Copy out each line below exactly as it appears.

****************************************

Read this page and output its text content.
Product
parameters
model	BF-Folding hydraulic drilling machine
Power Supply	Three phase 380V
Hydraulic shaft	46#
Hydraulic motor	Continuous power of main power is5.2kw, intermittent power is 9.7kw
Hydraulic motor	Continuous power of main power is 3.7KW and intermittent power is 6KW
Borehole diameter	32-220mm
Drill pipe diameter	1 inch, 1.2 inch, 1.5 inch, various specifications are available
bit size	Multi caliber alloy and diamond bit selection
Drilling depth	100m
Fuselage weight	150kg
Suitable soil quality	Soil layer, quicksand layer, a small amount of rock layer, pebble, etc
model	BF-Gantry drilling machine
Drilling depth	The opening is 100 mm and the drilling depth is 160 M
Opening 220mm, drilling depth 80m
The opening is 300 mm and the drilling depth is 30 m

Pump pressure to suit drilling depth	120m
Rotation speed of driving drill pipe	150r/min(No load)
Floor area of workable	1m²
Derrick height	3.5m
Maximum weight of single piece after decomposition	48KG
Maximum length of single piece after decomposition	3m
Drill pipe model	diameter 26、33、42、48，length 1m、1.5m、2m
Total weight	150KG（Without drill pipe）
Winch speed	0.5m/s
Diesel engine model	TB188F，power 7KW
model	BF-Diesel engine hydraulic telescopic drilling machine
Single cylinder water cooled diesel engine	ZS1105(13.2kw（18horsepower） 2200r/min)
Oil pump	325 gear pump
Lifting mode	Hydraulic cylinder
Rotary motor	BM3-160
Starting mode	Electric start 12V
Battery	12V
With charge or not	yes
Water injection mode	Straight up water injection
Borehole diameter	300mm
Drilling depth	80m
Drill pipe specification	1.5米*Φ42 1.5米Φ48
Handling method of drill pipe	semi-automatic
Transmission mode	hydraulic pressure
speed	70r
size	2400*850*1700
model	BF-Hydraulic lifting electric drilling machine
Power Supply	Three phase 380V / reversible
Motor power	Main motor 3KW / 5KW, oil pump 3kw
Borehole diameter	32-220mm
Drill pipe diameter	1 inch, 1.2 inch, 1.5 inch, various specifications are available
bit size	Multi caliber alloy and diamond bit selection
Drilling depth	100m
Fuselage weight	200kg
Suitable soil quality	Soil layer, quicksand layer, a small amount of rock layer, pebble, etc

****************************************

▶ **RESULT FOR THIS EXERCISE**:
Read this page and output its text content.
Product
parameters
model	BF-Folding hydraulic drilling machine
Power Supply	Three phase 380V
Hydraulic shaft	46#
Hydraulic motor	Continuous power of main power is5.2kw, intermittent power is 9.7kw
Hydraulic motor	Continuous power of main power is 3.7KW and intermittent power is 6KW
Borehole diameter	32-220mm
Drill pipe diameter	1 inch, 1.2 inch, 1.5 inch, various specifications are available
bit size	Multi caliber alloy and diamond bit selection
Drilling depth	100m
Fuselage weight	150kg
Suitable soil quality	Soil layer, quicksand layer, a small amount of rock layer, pebble, etc
model	BF-Gantry drilling machine
Drilling depth	The opening is 100 mm and the drilling depth is 160 M
Opening 220mm, drilling depth 80m
The opening is 300 mm and the drilling depth is 30 m

Pump pressure to suit drilling depth	120m
Rotation speed of driving drill pipe	150r/min(No load)
Floor area of workable	1m²
Derrick height	3.5m
Maximum weight of single piece after decomposition	48KG
Maximum length of single piece after decomposition	3m
Drill pipe model	diameter 26、33、42、48，length 1m、1.5m、2m
Total weight	150KG（Without drill pipe）
Winch speed	0.5m/s
Diesel engine model	TB188F，power 7KW
model	BF-Diesel engine hydraulic telescopic drilling machine
Single cylinder water cooled diesel engine	ZS1105(13.2kw（18horsepower） 2200r/min)
Oil pump	325 gear pump
Lifting mode	Hydraulic cylinder
Rotary motor	BM3-160
Starting mode	Electric start 12V
Battery	12V
With charge or not	yes
Water injection mode	Straight up water injection
Borehole diameter	300mm
Drilling depth	80m
Drill pipe specification	1.5米*Φ42 1.5米Φ48
Handling method of drill pipe	semi-automatic
Transmission mode	hydraulic pressure
speed	70r
size	2400*850*1700
model	BF-Hydraulic lifting electric drilling machine
Power Supply	Three phase 380V / reversible
Motor power	Main motor 3KW / 5KW, oil pump 3kw
Borehole diameter	32-220mm
Drill pipe diameter	1 inch, 1.2 inch, 1.5 inch, various specifications are available
bit size	Multi caliber alloy and diamond bit selection
Drilling depth	100m
Fuselage weight	200kg
Suitable soil quality	Soil layer, quicksand layer, a small amount of rock layer, pebble, etc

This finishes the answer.